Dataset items
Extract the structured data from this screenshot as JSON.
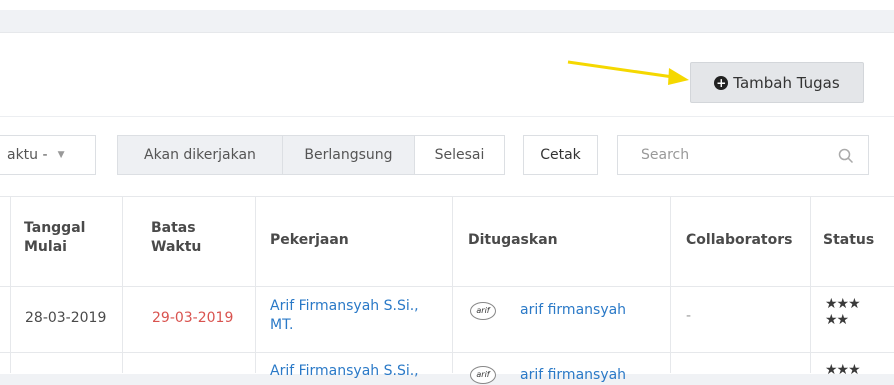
{
  "toolbar": {
    "add_task_label": "Tambah Tugas",
    "filter_select_value": "aktu -",
    "segments": [
      "Akan dikerjakan",
      "Berlangsung",
      "Selesai"
    ],
    "print_label": "Cetak",
    "search_placeholder": "Search"
  },
  "table": {
    "headers": {
      "start_date": [
        "Tanggal",
        "Mulai"
      ],
      "deadline": [
        "Batas",
        "Waktu"
      ],
      "job": "Pekerjaan",
      "assigned": "Ditugaskan",
      "collaborators": "Collaborators",
      "status": "Status"
    },
    "rows": [
      {
        "start_date": "28-03-2019",
        "deadline": "29-03-2019",
        "job_line1": "Arif Firmansyah S.Si.,",
        "job_line2": "MT.",
        "assignee": "arif firmansyah",
        "avatar_text": "arif",
        "collaborators": "-",
        "stars_line1": "★★★",
        "stars_line2": "★★"
      },
      {
        "job_line1": "Arif Firmansyah S.Si.,",
        "assignee": "arif firmansyah",
        "avatar_text": "arif",
        "stars_line1": "★★★"
      }
    ]
  }
}
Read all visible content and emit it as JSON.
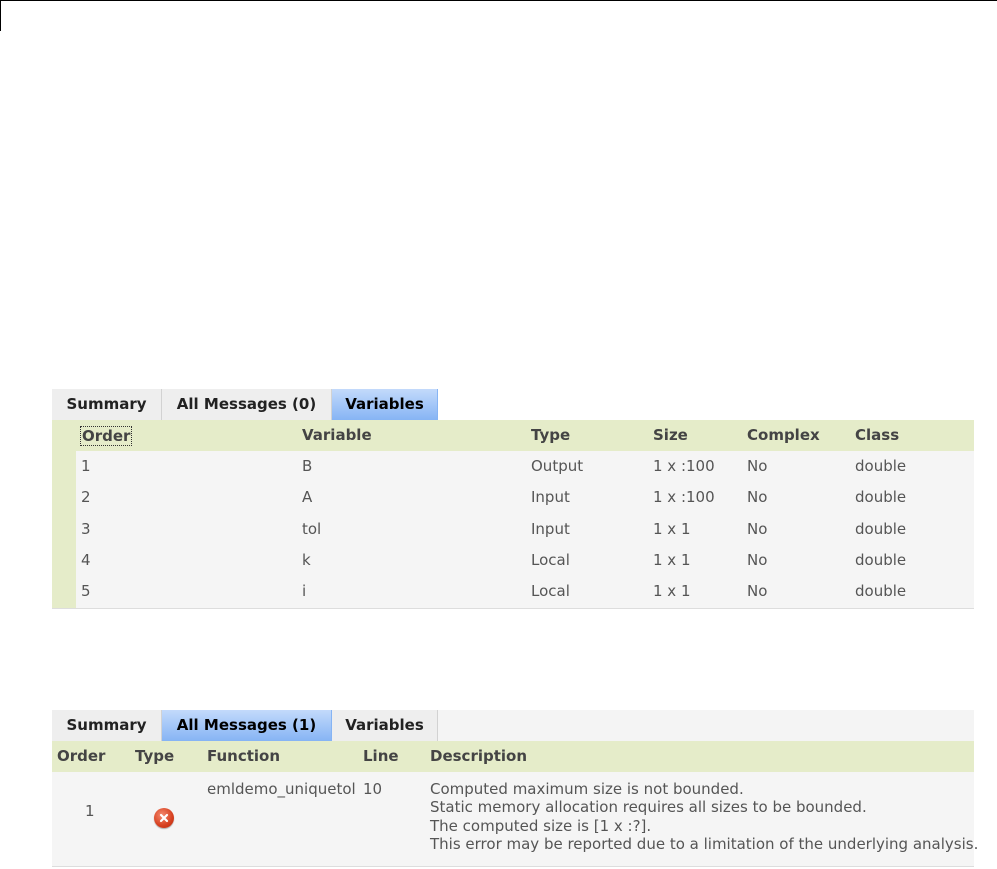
{
  "tabs_variables_view": {
    "summary": "Summary",
    "all_messages": "All Messages (0)",
    "variables": "Variables"
  },
  "variables_table": {
    "headers": [
      "Order",
      "Variable",
      "Type",
      "Size",
      "Complex",
      "Class"
    ],
    "rows": [
      [
        "1",
        "B",
        "Output",
        "1 x :100",
        "No",
        "double"
      ],
      [
        "2",
        "A",
        "Input",
        "1 x :100",
        "No",
        "double"
      ],
      [
        "3",
        "tol",
        "Input",
        "1 x 1",
        "No",
        "double"
      ],
      [
        "4",
        "k",
        "Local",
        "1 x 1",
        "No",
        "double"
      ],
      [
        "5",
        "i",
        "Local",
        "1 x 1",
        "No",
        "double"
      ]
    ]
  },
  "tabs_messages_view": {
    "summary": "Summary",
    "all_messages": "All Messages (1)",
    "variables": "Variables"
  },
  "messages_table": {
    "headers": [
      "Order",
      "Type",
      "Function",
      "Line",
      "Description"
    ],
    "rows": [
      {
        "order": "1",
        "type_icon": "error-icon",
        "function": "emldemo_uniquetol",
        "line": "10",
        "description": [
          "Computed maximum size is not bounded.",
          "Static memory allocation requires all sizes to be bounded.",
          "The computed size is [1 x :?].",
          "This error may be reported due to a limitation of the underlying analysis."
        ]
      }
    ]
  },
  "colors": {
    "active_tab": "#86b4f4",
    "header_band": "#e5ecc9",
    "error": "#d6401f"
  }
}
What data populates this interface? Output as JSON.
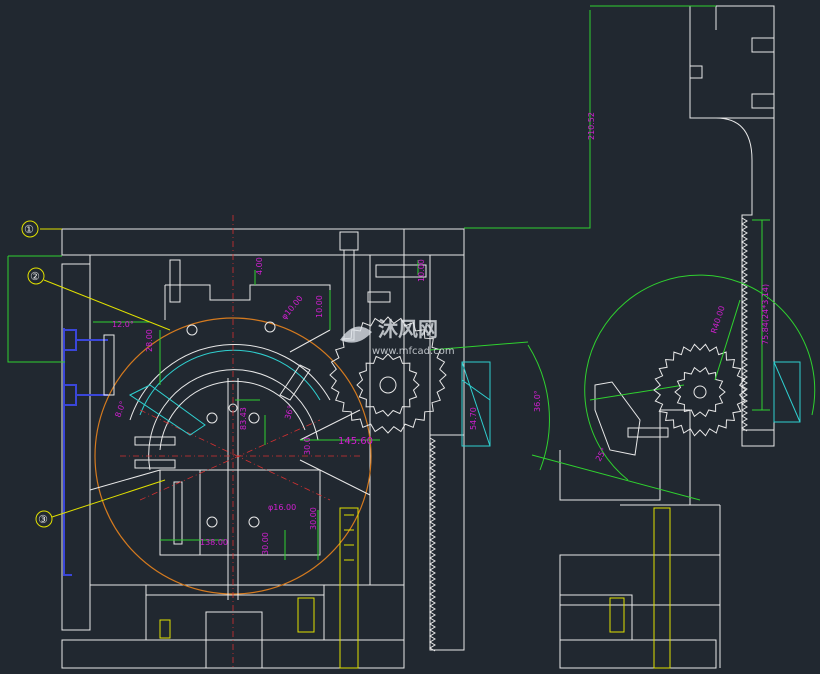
{
  "colors": {
    "background": "#212830",
    "outline": "#e8e8e8",
    "dimension_line": "#2fd12f",
    "dimension_text": "#d21fd2",
    "leader": "#e0e000",
    "pitch_circle": "#d47a1f",
    "centerline": "#d43030",
    "hidden_line": "#2fd0d0",
    "blue_line": "#3a46d8"
  },
  "balloons": [
    "①",
    "②",
    "③"
  ],
  "dimensions": {
    "d_210_52": "210.52",
    "d_4_00": "4.00",
    "d_10_00_a": "10.00",
    "d_10_00_b": "10.00",
    "d_phi10": "φ10.00",
    "d_12_0": "12.0°",
    "d_28_00": "28.00",
    "d_8_0": "8.0°",
    "d_145_60": "145.60",
    "d_83_43": "83.43",
    "d_36_0": "36.0°",
    "d_54_70": "54.70",
    "d_138_00": "138.00",
    "d_30_00_a": "30.00",
    "d_30_00_b": "30.00",
    "d_phi16": "φ16.00",
    "d_r40": "R40.00",
    "d_75_84": "75.84(24*3.14)",
    "d_25": "25°",
    "d_36": "36°",
    "d_side": "30.0"
  },
  "watermark": {
    "brand": "沐风网",
    "url": "www.mfcad.com"
  }
}
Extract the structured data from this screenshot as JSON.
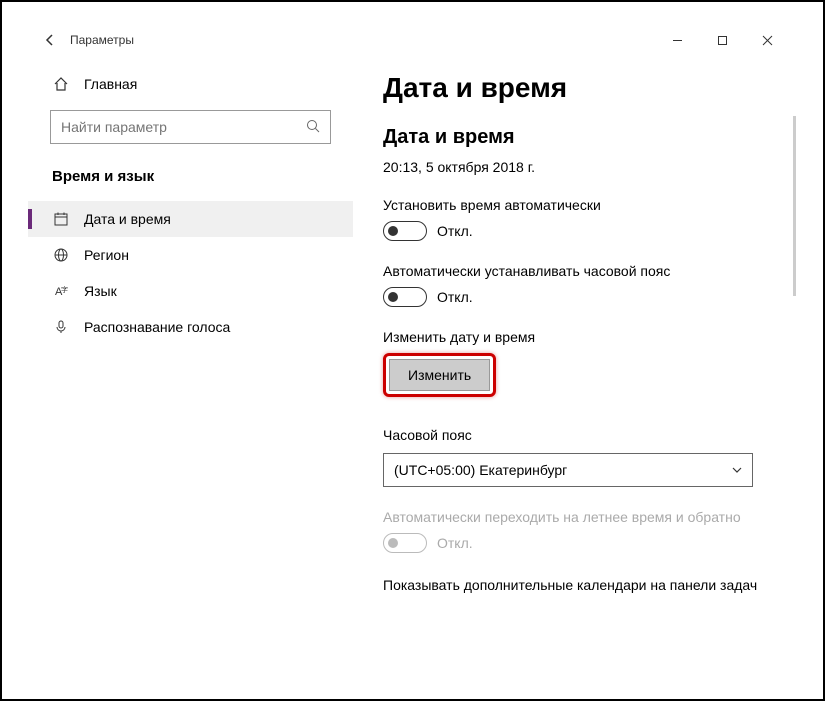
{
  "titlebar": {
    "app_title": "Параметры"
  },
  "sidebar": {
    "home_label": "Главная",
    "search_placeholder": "Найти параметр",
    "section_title": "Время и язык",
    "items": [
      {
        "label": "Дата и время"
      },
      {
        "label": "Регион"
      },
      {
        "label": "Язык"
      },
      {
        "label": "Распознавание голоса"
      }
    ]
  },
  "main": {
    "page_title": "Дата и время",
    "section_title": "Дата и время",
    "current_datetime": "20:13, 5 октября 2018 г.",
    "auto_time_label": "Установить время автоматически",
    "auto_time_state": "Откл.",
    "auto_tz_label": "Автоматически устанавливать часовой пояс",
    "auto_tz_state": "Откл.",
    "change_dt_label": "Изменить дату и время",
    "change_button": "Изменить",
    "tz_label": "Часовой пояс",
    "tz_value": "(UTC+05:00) Екатеринбург",
    "dst_label": "Автоматически переходить на летнее время и обратно",
    "dst_state": "Откл.",
    "extra_cal_label": "Показывать дополнительные календари на панели задач"
  }
}
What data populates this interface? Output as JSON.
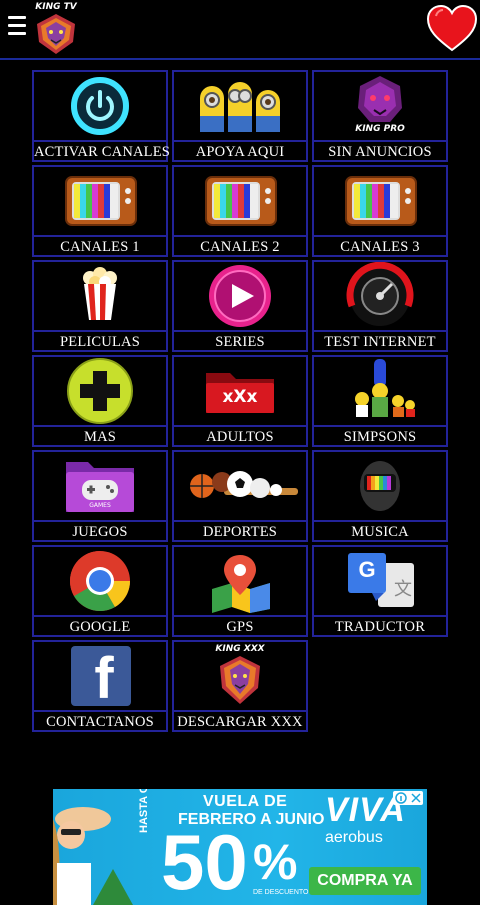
{
  "header": {
    "logo_text": "KING TV",
    "menu_icon": "hamburger-menu-icon",
    "favorite_icon": "heart-icon",
    "accent_color": "#1a2a9a"
  },
  "tiles": [
    {
      "id": "activar-canales",
      "label": "ACTIVAR CANALES",
      "icon": "power-icon"
    },
    {
      "id": "apoya-aqui",
      "label": "APOYA AQUI",
      "icon": "minions-icon"
    },
    {
      "id": "sin-anuncios",
      "label": "SIN ANUNCIOS",
      "icon": "king-pro-lion-icon",
      "art_text": "KING PRO"
    },
    {
      "id": "canales-1",
      "label": "CANALES 1",
      "icon": "retro-tv-icon"
    },
    {
      "id": "canales-2",
      "label": "CANALES 2",
      "icon": "retro-tv-icon"
    },
    {
      "id": "canales-3",
      "label": "CANALES 3",
      "icon": "retro-tv-icon"
    },
    {
      "id": "peliculas",
      "label": "PELICULAS",
      "icon": "popcorn-icon"
    },
    {
      "id": "series",
      "label": "SERIES",
      "icon": "play-button-icon"
    },
    {
      "id": "test-internet",
      "label": "TEST INTERNET",
      "icon": "speedometer-icon"
    },
    {
      "id": "mas",
      "label": "MAS",
      "icon": "plus-circle-icon"
    },
    {
      "id": "adultos",
      "label": "ADULTOS",
      "icon": "xxx-folder-icon",
      "art_text": "xXx"
    },
    {
      "id": "simpsons",
      "label": "SIMPSONS",
      "icon": "simpsons-family-icon"
    },
    {
      "id": "juegos",
      "label": "JUEGOS",
      "icon": "games-folder-icon",
      "art_text": "GAMES"
    },
    {
      "id": "deportes",
      "label": "DEPORTES",
      "icon": "sports-balls-icon"
    },
    {
      "id": "musica",
      "label": "MUSICA",
      "icon": "music-helmet-icon"
    },
    {
      "id": "google",
      "label": "GOOGLE",
      "icon": "chrome-icon"
    },
    {
      "id": "gps",
      "label": "GPS",
      "icon": "map-pin-icon"
    },
    {
      "id": "traductor",
      "label": "TRADUCTOR",
      "icon": "google-translate-icon",
      "art_text": "G"
    },
    {
      "id": "contactanos",
      "label": "CONTACTANOS",
      "icon": "facebook-icon",
      "art_text": "f"
    },
    {
      "id": "descargar-xxx",
      "label": "DESCARGAR XXX",
      "icon": "king-xxx-lion-icon",
      "art_text": "KING XXX"
    }
  ],
  "ad": {
    "line1": "VUELA DE",
    "line2": "FEBRERO A JUNIO",
    "hasta": "HASTA CON",
    "discount": "50",
    "percent": "%",
    "desc": "DE DESCUENTO",
    "brand": "VIVA",
    "brand_sub": "aerobus",
    "cta": "COMPRA YA"
  }
}
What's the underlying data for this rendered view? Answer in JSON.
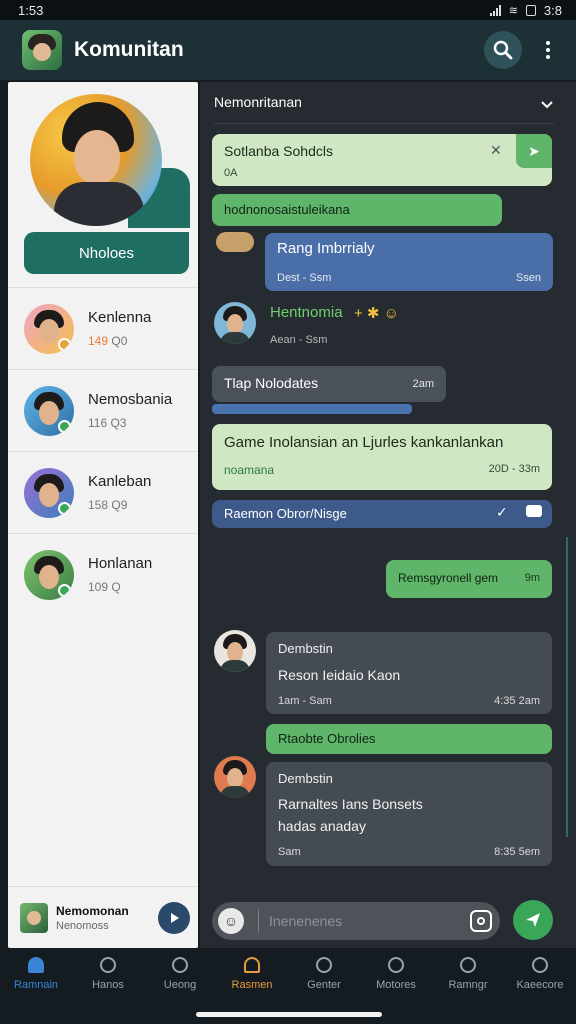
{
  "status_bar": {
    "time": "1:53",
    "right_time": "3:8"
  },
  "app_bar": {
    "title": "Komunitan"
  },
  "profile": {
    "name": "Nholoes"
  },
  "contacts": [
    {
      "name": "Kenlenna",
      "meta_hot": "149",
      "meta": "Q0"
    },
    {
      "name": "Nemosbania",
      "meta_hot": "",
      "meta": "116 Q3"
    },
    {
      "name": "Kanleban",
      "meta_hot": "",
      "meta": "158 Q9"
    },
    {
      "name": "Honlanan",
      "meta_hot": "",
      "meta": "109 Q"
    }
  ],
  "left_footer": {
    "name": "Nemomonan",
    "sub": "Nenomoss"
  },
  "chat": {
    "title": "Nemonritanan",
    "messages": {
      "m1": {
        "text": "Sotlanba Sohdcls",
        "meta": "0A"
      },
      "m2": {
        "text": "hodnonosaistuleikana"
      },
      "m3": {
        "text": "Rang Imbrrialy",
        "meta_left": "Dest - Ssm",
        "meta_right": "Ssen"
      },
      "m4": {
        "name": "Hentnomia",
        "meta": "Aean - Ssm"
      },
      "m5": {
        "text": "Tlap Nolodates",
        "meta": "2am"
      },
      "m6": {
        "text": "Game Inolansian an Ljurles kankanlankan",
        "sub": "noamana",
        "meta": "20D - 33m"
      },
      "m7": {
        "text": "Raemon Obror/Nisge"
      },
      "m8": {
        "text": "Remsgyronell gem",
        "meta": "9m"
      },
      "m9": {
        "name": "Dembstin",
        "text": "Reson Ieidaio Kaon",
        "meta_left": "1am - Sam",
        "meta_right": "4:35 2am"
      },
      "m10": {
        "text": "Rtaobte Obrolies"
      },
      "m11": {
        "name": "Dembstin",
        "text": "Rarnaltes Ians Bonsets",
        "text2": "hadas anaday",
        "meta_left": "Sam",
        "meta_right": "8:35 5em"
      }
    },
    "input": {
      "placeholder": "Inenenenes"
    }
  },
  "bottom_nav": [
    "Ramnain",
    "Hanos",
    "Ueong",
    "Rasmen",
    "Genter",
    "Motores",
    "Ramngr",
    "Kaeecore"
  ]
}
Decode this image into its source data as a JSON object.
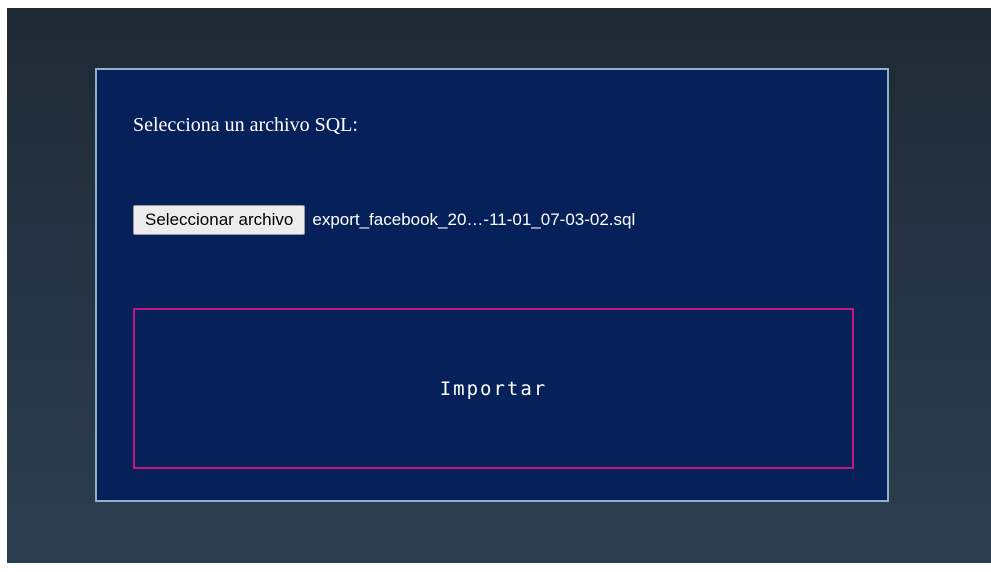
{
  "form": {
    "prompt": "Selecciona un archivo SQL:",
    "file_button_label": "Seleccionar archivo",
    "file_name": "export_facebook_20…-11-01_07-03-02.sql",
    "submit_label": "Importar"
  },
  "colors": {
    "page_background": "#ffffff",
    "stage_gradient_top": "#1f2934",
    "stage_gradient_bottom": "#2b3d4f",
    "panel_background": "#06205a",
    "panel_border": "#8fb2cc",
    "import_border": "#c2187d",
    "text": "#ffffff"
  }
}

## [EXERCISE PROMPT]
In the records above, locate the line with "Decode this image"; output it and each line after it through the last one, exactly, omitting pictures.

## [THE SOLUTION]
Decode this image into its source data as a JSON object.
{
  "form": {
    "prompt": "Selecciona un archivo SQL:",
    "file_button_label": "Seleccionar archivo",
    "file_name": "export_facebook_20…-11-01_07-03-02.sql",
    "submit_label": "Importar"
  },
  "colors": {
    "page_background": "#ffffff",
    "stage_gradient_top": "#1f2934",
    "stage_gradient_bottom": "#2b3d4f",
    "panel_background": "#06205a",
    "panel_border": "#8fb2cc",
    "import_border": "#c2187d",
    "text": "#ffffff"
  }
}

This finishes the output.